━━━━━ DATA ENTRIES ━━━━━

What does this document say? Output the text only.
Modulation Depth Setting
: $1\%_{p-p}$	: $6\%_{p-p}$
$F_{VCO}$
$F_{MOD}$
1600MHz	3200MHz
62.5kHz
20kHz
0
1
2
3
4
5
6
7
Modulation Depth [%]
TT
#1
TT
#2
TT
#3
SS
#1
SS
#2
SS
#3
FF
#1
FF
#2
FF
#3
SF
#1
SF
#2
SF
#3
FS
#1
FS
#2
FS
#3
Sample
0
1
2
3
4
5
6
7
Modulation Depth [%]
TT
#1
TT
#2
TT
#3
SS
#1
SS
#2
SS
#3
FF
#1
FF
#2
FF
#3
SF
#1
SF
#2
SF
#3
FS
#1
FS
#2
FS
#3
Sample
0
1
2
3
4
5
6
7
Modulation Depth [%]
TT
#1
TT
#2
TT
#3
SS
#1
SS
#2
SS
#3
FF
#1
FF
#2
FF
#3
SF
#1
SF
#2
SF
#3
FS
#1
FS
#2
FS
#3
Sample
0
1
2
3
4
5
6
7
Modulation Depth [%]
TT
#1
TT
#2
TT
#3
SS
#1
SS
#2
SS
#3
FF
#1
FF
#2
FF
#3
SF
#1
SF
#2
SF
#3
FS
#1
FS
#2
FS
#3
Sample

━━━━━
━━━━━ DATA ENTRIES ━━━━━

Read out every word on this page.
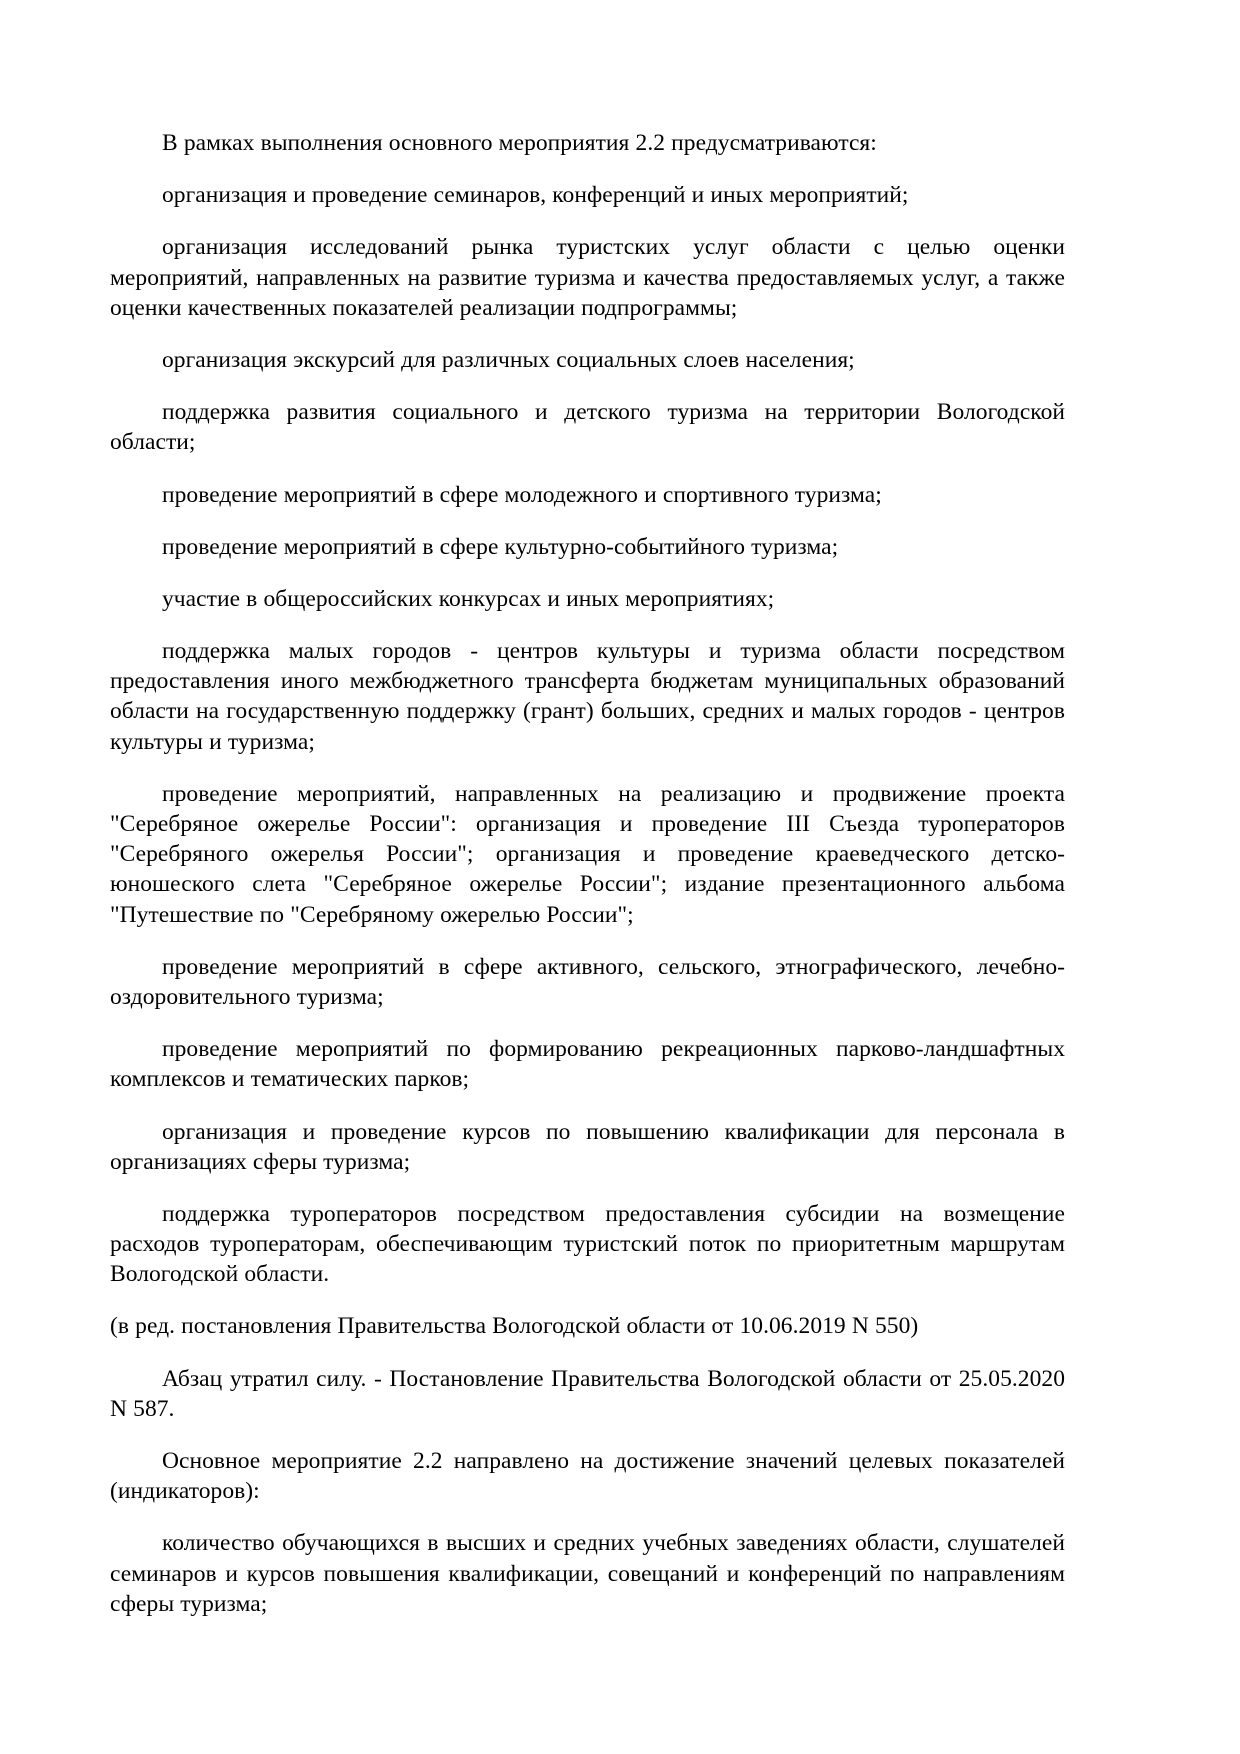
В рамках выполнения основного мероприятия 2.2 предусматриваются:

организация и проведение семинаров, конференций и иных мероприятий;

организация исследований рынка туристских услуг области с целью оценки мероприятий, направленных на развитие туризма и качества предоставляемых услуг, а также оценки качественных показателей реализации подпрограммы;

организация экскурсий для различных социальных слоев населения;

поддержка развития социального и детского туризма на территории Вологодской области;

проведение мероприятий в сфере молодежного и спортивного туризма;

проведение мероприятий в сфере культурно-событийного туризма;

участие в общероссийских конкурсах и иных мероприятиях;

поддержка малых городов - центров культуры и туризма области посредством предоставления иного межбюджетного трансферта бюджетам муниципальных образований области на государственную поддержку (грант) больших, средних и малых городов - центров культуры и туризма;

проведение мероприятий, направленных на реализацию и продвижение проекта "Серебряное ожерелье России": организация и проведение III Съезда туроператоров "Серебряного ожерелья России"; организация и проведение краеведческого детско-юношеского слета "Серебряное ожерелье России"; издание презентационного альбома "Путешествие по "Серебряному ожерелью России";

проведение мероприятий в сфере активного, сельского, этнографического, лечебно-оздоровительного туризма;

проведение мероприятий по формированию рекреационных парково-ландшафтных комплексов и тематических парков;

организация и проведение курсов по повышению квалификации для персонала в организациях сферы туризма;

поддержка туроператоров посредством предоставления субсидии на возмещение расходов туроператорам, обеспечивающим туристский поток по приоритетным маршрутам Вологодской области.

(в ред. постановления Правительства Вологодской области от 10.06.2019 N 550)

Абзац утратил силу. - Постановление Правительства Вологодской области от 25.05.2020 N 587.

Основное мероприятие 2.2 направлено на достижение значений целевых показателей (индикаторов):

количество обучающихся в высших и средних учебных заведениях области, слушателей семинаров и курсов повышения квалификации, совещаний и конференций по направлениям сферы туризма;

━━━━━

• [WRITTEN INSTRUCTION]: Extract all lines that hold the word "иных".

• [ANSWER FOR THE TASK]:
организация и проведение семинаров, конференций и иных мероприятий;
участие в общероссийских конкурсах и иных мероприятиях;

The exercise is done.